**Exercise instructions**. Reproduce all of the data exactly, with no line skipped.
====== Data listing
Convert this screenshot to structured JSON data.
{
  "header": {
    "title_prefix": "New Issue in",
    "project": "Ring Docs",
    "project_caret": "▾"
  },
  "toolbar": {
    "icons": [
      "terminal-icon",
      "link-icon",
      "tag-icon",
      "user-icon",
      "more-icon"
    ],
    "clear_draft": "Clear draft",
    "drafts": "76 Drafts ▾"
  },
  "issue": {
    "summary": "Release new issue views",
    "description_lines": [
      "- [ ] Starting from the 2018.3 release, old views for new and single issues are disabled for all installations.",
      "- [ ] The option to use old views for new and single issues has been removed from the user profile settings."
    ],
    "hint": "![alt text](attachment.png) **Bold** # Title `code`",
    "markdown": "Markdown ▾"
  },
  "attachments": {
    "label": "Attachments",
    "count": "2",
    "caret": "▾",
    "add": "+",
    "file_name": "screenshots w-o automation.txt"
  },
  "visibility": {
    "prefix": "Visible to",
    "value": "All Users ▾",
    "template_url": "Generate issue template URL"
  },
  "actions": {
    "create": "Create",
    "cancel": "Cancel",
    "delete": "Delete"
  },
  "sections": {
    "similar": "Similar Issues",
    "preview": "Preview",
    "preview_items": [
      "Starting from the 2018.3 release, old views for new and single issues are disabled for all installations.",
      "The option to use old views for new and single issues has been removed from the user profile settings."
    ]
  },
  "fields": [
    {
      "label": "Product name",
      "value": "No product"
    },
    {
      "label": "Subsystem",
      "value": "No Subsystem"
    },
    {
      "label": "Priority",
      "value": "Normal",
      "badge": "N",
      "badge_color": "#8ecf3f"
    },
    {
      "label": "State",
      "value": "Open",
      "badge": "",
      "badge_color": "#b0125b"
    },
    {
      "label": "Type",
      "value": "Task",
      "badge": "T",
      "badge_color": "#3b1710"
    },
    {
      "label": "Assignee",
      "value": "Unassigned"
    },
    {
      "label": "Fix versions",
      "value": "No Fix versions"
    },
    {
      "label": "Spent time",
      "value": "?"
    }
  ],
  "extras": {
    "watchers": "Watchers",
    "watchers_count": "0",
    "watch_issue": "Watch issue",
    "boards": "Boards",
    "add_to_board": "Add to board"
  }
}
============
**Answer to the task**.
Convert this screenshot to structured JSON data.
{
  "header": {
    "title_prefix": "New Issue in",
    "project": "Ring Docs",
    "project_caret": "▾"
  },
  "toolbar": {
    "icons": [
      "terminal-icon",
      "link-icon",
      "tag-icon",
      "user-icon",
      "more-icon"
    ],
    "clear_draft": "Clear draft",
    "drafts": "76 Drafts ▾"
  },
  "issue": {
    "summary": "Release new issue views",
    "description_lines": [
      "- [ ] Starting from the 2018.3 release, old views for new and single issues are disabled for all installations.",
      "- [ ] The option to use old views for new and single issues has been removed from the user profile settings."
    ],
    "hint": "![alt text](attachment.png) **Bold** # Title `code`",
    "markdown": "Markdown ▾"
  },
  "attachments": {
    "label": "Attachments",
    "count": "2",
    "caret": "▾",
    "add": "+",
    "file_name": "screenshots w-o automation.txt"
  },
  "visibility": {
    "prefix": "Visible to",
    "value": "All Users ▾",
    "template_url": "Generate issue template URL"
  },
  "actions": {
    "create": "Create",
    "cancel": "Cancel",
    "delete": "Delete"
  },
  "sections": {
    "similar": "Similar Issues",
    "preview": "Preview",
    "preview_items": [
      "Starting from the 2018.3 release, old views for new and single issues are disabled for all installations.",
      "The option to use old views for new and single issues has been removed from the user profile settings."
    ]
  },
  "fields": [
    {
      "label": "Product name",
      "value": "No product"
    },
    {
      "label": "Subsystem",
      "value": "No Subsystem"
    },
    {
      "label": "Priority",
      "value": "Normal",
      "badge": "N",
      "badge_color": "#8ecf3f"
    },
    {
      "label": "State",
      "value": "Open",
      "badge": "",
      "badge_color": "#b0125b"
    },
    {
      "label": "Type",
      "value": "Task",
      "badge": "T",
      "badge_color": "#3b1710"
    },
    {
      "label": "Assignee",
      "value": "Unassigned"
    },
    {
      "label": "Fix versions",
      "value": "No Fix versions"
    },
    {
      "label": "Spent time",
      "value": "?"
    }
  ],
  "extras": {
    "watchers": "Watchers",
    "watchers_count": "0",
    "watch_issue": "Watch issue",
    "boards": "Boards",
    "add_to_board": "Add to board"
  }
}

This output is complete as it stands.